**TASK INSTRUCTIONS**
Would you copy out the whole listing exactly as given?

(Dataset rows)
----

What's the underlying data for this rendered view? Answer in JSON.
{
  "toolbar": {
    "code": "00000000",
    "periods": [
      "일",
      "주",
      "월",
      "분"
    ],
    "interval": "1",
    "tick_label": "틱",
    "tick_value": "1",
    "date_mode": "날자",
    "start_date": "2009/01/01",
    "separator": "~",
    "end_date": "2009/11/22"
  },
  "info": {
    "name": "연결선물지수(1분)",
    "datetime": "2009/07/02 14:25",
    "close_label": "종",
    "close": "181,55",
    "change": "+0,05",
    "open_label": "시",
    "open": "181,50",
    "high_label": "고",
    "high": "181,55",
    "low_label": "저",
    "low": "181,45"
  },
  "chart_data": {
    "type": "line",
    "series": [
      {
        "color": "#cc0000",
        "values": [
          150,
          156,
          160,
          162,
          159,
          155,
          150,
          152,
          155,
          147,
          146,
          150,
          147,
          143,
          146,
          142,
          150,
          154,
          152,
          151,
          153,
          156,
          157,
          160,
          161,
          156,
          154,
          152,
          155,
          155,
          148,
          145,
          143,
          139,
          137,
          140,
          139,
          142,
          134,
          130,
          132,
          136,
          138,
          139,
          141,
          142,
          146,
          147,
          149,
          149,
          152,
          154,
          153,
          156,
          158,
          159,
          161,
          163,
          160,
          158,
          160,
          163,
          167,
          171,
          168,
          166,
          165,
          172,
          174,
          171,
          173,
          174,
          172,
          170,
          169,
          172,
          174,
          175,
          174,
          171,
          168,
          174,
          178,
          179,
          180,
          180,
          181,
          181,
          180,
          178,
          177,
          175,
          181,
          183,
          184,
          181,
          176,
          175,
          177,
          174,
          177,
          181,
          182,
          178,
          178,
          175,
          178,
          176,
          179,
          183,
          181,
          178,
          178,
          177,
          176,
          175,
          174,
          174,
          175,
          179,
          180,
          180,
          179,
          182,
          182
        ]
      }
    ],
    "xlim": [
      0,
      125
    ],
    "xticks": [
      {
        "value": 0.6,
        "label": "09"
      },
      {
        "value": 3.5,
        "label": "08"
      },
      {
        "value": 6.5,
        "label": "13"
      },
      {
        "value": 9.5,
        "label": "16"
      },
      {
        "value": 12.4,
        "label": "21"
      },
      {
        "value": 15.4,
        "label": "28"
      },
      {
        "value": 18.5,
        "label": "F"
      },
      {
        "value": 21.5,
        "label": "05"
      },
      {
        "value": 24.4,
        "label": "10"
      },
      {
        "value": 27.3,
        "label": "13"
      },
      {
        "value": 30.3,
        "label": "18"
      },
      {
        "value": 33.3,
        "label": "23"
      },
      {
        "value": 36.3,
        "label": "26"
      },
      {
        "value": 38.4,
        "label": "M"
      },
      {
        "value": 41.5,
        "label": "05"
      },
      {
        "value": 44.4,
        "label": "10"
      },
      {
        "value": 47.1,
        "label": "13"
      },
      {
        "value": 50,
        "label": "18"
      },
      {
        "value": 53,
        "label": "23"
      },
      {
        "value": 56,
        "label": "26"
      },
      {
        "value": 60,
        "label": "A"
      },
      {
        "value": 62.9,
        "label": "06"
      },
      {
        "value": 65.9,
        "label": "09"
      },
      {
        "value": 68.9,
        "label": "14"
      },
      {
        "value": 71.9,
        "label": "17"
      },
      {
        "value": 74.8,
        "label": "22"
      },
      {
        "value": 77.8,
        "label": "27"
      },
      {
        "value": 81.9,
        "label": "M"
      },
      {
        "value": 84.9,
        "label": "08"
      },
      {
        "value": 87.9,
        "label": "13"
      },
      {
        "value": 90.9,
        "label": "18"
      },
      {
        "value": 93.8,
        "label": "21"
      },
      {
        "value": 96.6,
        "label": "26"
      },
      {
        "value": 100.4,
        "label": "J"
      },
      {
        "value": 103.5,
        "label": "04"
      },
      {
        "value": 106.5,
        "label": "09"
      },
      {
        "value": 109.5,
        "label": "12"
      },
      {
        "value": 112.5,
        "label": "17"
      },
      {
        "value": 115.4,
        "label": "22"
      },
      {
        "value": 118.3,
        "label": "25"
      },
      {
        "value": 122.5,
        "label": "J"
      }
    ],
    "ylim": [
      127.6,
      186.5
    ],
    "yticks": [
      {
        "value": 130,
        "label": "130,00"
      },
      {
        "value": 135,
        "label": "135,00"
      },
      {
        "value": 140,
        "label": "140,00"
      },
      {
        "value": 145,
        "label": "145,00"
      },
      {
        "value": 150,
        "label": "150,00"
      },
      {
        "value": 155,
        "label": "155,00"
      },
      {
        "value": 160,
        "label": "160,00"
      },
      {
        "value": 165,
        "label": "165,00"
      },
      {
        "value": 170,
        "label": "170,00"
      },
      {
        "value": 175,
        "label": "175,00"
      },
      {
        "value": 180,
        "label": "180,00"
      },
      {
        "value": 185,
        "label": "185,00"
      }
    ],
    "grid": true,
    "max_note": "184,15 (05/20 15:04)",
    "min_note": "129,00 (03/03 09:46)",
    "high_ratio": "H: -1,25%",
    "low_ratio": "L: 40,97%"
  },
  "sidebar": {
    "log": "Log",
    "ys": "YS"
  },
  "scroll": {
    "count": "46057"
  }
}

----

**OUTPUT FOR THIS EXERCISE**
What's the underlying data for this rendered view? Answer in JSON.
{
  "toolbar": {
    "code": "00000000",
    "periods": [
      "일",
      "주",
      "월",
      "분"
    ],
    "interval": "1",
    "tick_label": "틱",
    "tick_value": "1",
    "date_mode": "날자",
    "start_date": "2009/01/01",
    "separator": "~",
    "end_date": "2009/11/22"
  },
  "info": {
    "name": "연결선물지수(1분)",
    "datetime": "2009/07/02 14:25",
    "close_label": "종",
    "close": "181,55",
    "change": "+0,05",
    "open_label": "시",
    "open": "181,50",
    "high_label": "고",
    "high": "181,55",
    "low_label": "저",
    "low": "181,45"
  },
  "chart_data": {
    "type": "line",
    "series": [
      {
        "color": "#cc0000",
        "values": [
          150,
          156,
          160,
          162,
          159,
          155,
          150,
          152,
          155,
          147,
          146,
          150,
          147,
          143,
          146,
          142,
          150,
          154,
          152,
          151,
          153,
          156,
          157,
          160,
          161,
          156,
          154,
          152,
          155,
          155,
          148,
          145,
          143,
          139,
          137,
          140,
          139,
          142,
          134,
          130,
          132,
          136,
          138,
          139,
          141,
          142,
          146,
          147,
          149,
          149,
          152,
          154,
          153,
          156,
          158,
          159,
          161,
          163,
          160,
          158,
          160,
          163,
          167,
          171,
          168,
          166,
          165,
          172,
          174,
          171,
          173,
          174,
          172,
          170,
          169,
          172,
          174,
          175,
          174,
          171,
          168,
          174,
          178,
          179,
          180,
          180,
          181,
          181,
          180,
          178,
          177,
          175,
          181,
          183,
          184,
          181,
          176,
          175,
          177,
          174,
          177,
          181,
          182,
          178,
          178,
          175,
          178,
          176,
          179,
          183,
          181,
          178,
          178,
          177,
          176,
          175,
          174,
          174,
          175,
          179,
          180,
          180,
          179,
          182,
          182
        ]
      }
    ],
    "xlim": [
      0,
      125
    ],
    "xticks": [
      {
        "value": 0.6,
        "label": "09"
      },
      {
        "value": 3.5,
        "label": "08"
      },
      {
        "value": 6.5,
        "label": "13"
      },
      {
        "value": 9.5,
        "label": "16"
      },
      {
        "value": 12.4,
        "label": "21"
      },
      {
        "value": 15.4,
        "label": "28"
      },
      {
        "value": 18.5,
        "label": "F"
      },
      {
        "value": 21.5,
        "label": "05"
      },
      {
        "value": 24.4,
        "label": "10"
      },
      {
        "value": 27.3,
        "label": "13"
      },
      {
        "value": 30.3,
        "label": "18"
      },
      {
        "value": 33.3,
        "label": "23"
      },
      {
        "value": 36.3,
        "label": "26"
      },
      {
        "value": 38.4,
        "label": "M"
      },
      {
        "value": 41.5,
        "label": "05"
      },
      {
        "value": 44.4,
        "label": "10"
      },
      {
        "value": 47.1,
        "label": "13"
      },
      {
        "value": 50,
        "label": "18"
      },
      {
        "value": 53,
        "label": "23"
      },
      {
        "value": 56,
        "label": "26"
      },
      {
        "value": 60,
        "label": "A"
      },
      {
        "value": 62.9,
        "label": "06"
      },
      {
        "value": 65.9,
        "label": "09"
      },
      {
        "value": 68.9,
        "label": "14"
      },
      {
        "value": 71.9,
        "label": "17"
      },
      {
        "value": 74.8,
        "label": "22"
      },
      {
        "value": 77.8,
        "label": "27"
      },
      {
        "value": 81.9,
        "label": "M"
      },
      {
        "value": 84.9,
        "label": "08"
      },
      {
        "value": 87.9,
        "label": "13"
      },
      {
        "value": 90.9,
        "label": "18"
      },
      {
        "value": 93.8,
        "label": "21"
      },
      {
        "value": 96.6,
        "label": "26"
      },
      {
        "value": 100.4,
        "label": "J"
      },
      {
        "value": 103.5,
        "label": "04"
      },
      {
        "value": 106.5,
        "label": "09"
      },
      {
        "value": 109.5,
        "label": "12"
      },
      {
        "value": 112.5,
        "label": "17"
      },
      {
        "value": 115.4,
        "label": "22"
      },
      {
        "value": 118.3,
        "label": "25"
      },
      {
        "value": 122.5,
        "label": "J"
      }
    ],
    "ylim": [
      127.6,
      186.5
    ],
    "yticks": [
      {
        "value": 130,
        "label": "130,00"
      },
      {
        "value": 135,
        "label": "135,00"
      },
      {
        "value": 140,
        "label": "140,00"
      },
      {
        "value": 145,
        "label": "145,00"
      },
      {
        "value": 150,
        "label": "150,00"
      },
      {
        "value": 155,
        "label": "155,00"
      },
      {
        "value": 160,
        "label": "160,00"
      },
      {
        "value": 165,
        "label": "165,00"
      },
      {
        "value": 170,
        "label": "170,00"
      },
      {
        "value": 175,
        "label": "175,00"
      },
      {
        "value": 180,
        "label": "180,00"
      },
      {
        "value": 185,
        "label": "185,00"
      }
    ],
    "grid": true,
    "max_note": "184,15 (05/20 15:04)",
    "min_note": "129,00 (03/03 09:46)",
    "high_ratio": "H: -1,25%",
    "low_ratio": "L: 40,97%"
  },
  "sidebar": {
    "log": "Log",
    "ys": "YS"
  },
  "scroll": {
    "count": "46057"
  }
}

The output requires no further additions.